## What needs to be done:
Look below and pull out each line with the word "feasible".

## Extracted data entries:
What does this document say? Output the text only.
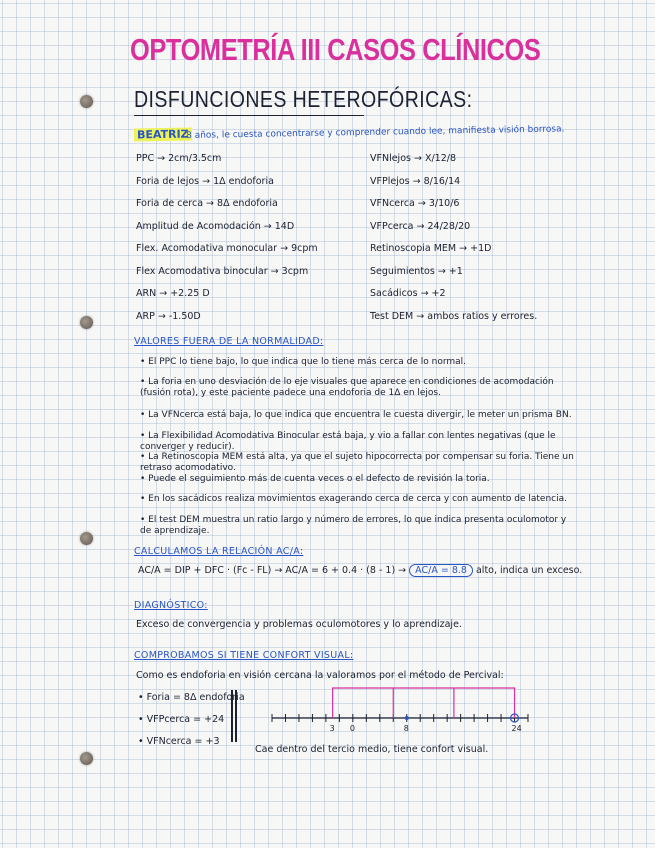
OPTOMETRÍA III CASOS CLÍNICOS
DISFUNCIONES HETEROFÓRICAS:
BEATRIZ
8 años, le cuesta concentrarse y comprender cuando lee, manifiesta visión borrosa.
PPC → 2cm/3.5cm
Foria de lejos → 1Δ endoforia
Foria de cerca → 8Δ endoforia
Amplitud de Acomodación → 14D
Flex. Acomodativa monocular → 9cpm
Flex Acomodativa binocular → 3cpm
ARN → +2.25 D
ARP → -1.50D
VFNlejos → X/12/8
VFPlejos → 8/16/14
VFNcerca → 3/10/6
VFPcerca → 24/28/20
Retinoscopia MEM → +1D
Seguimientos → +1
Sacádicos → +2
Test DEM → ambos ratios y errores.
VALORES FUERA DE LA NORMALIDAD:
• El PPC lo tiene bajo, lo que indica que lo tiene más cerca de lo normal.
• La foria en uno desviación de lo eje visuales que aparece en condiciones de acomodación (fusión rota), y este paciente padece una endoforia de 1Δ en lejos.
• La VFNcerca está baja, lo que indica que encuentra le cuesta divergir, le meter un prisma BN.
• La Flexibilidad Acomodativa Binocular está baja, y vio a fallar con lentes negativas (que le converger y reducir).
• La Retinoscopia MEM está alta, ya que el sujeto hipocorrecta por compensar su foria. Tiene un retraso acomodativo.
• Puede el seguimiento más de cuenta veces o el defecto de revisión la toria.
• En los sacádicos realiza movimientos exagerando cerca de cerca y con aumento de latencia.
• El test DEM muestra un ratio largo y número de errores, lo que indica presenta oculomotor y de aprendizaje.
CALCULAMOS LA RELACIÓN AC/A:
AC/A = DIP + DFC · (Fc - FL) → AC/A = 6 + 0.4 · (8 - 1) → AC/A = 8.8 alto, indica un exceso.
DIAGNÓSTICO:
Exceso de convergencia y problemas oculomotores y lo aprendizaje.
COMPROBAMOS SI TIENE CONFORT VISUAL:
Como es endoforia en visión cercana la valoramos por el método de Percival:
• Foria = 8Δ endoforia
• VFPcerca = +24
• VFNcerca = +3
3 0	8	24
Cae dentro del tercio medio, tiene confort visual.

---

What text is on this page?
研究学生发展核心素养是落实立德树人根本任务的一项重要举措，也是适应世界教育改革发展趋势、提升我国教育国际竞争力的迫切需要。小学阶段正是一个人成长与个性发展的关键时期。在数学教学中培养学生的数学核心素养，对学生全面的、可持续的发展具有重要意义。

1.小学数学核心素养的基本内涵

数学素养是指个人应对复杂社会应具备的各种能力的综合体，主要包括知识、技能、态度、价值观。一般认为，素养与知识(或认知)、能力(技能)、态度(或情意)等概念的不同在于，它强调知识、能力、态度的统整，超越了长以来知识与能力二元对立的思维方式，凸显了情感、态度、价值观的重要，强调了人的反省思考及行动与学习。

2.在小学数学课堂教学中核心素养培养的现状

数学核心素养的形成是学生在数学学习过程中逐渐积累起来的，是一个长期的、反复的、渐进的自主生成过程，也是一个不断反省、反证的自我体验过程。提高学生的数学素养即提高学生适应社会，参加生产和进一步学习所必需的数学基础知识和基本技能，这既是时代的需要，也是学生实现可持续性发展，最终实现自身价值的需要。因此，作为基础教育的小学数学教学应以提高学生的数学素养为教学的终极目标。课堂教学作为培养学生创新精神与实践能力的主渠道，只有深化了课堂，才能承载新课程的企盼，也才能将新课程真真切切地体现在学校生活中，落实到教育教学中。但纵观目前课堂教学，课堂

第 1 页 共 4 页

==

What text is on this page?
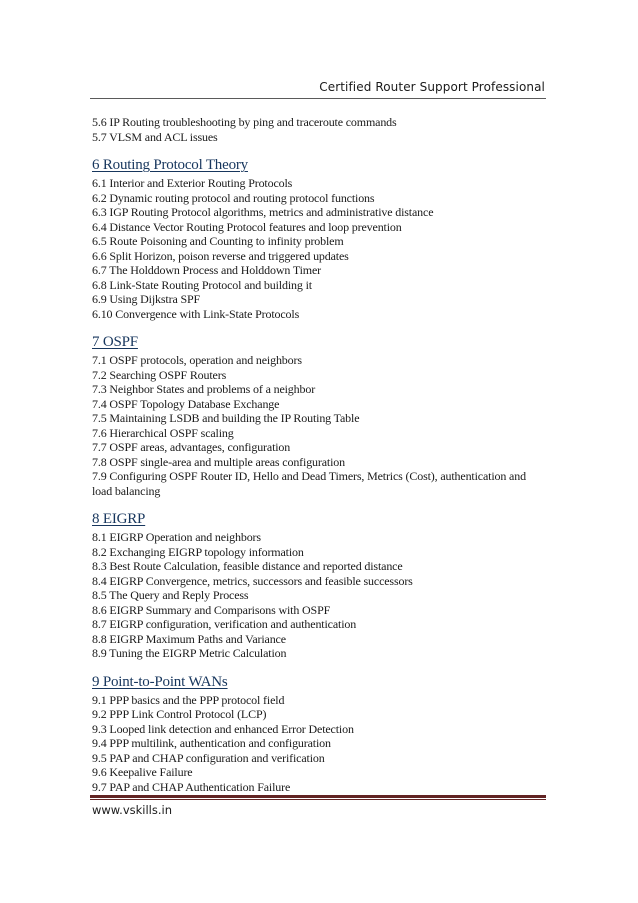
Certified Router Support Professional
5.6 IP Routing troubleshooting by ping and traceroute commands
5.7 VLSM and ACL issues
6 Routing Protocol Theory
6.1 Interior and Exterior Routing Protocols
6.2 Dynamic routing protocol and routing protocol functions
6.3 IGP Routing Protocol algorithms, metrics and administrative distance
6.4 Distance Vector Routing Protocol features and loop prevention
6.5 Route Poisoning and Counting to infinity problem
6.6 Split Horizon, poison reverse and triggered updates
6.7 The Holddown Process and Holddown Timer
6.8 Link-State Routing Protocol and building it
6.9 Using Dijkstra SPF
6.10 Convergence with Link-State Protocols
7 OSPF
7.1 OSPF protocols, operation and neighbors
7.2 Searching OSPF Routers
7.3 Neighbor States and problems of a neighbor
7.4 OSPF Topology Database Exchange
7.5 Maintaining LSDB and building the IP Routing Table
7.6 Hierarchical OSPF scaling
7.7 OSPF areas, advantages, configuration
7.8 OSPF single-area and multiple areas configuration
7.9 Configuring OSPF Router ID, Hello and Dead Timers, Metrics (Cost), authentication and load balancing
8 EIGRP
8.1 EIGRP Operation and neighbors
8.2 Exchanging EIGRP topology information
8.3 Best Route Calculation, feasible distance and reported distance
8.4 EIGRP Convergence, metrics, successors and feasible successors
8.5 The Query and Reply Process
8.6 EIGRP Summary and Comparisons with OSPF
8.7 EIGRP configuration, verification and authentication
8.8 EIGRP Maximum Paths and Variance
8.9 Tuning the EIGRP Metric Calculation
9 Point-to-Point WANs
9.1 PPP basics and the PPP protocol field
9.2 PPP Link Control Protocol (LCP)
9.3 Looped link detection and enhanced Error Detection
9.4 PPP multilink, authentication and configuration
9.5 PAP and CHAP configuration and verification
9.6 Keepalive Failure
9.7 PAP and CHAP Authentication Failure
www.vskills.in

## Finished exercise:
8.3 Best Route Calculation, feasible distance and reported distance
8.4 EIGRP Convergence, metrics, successors and feasible successors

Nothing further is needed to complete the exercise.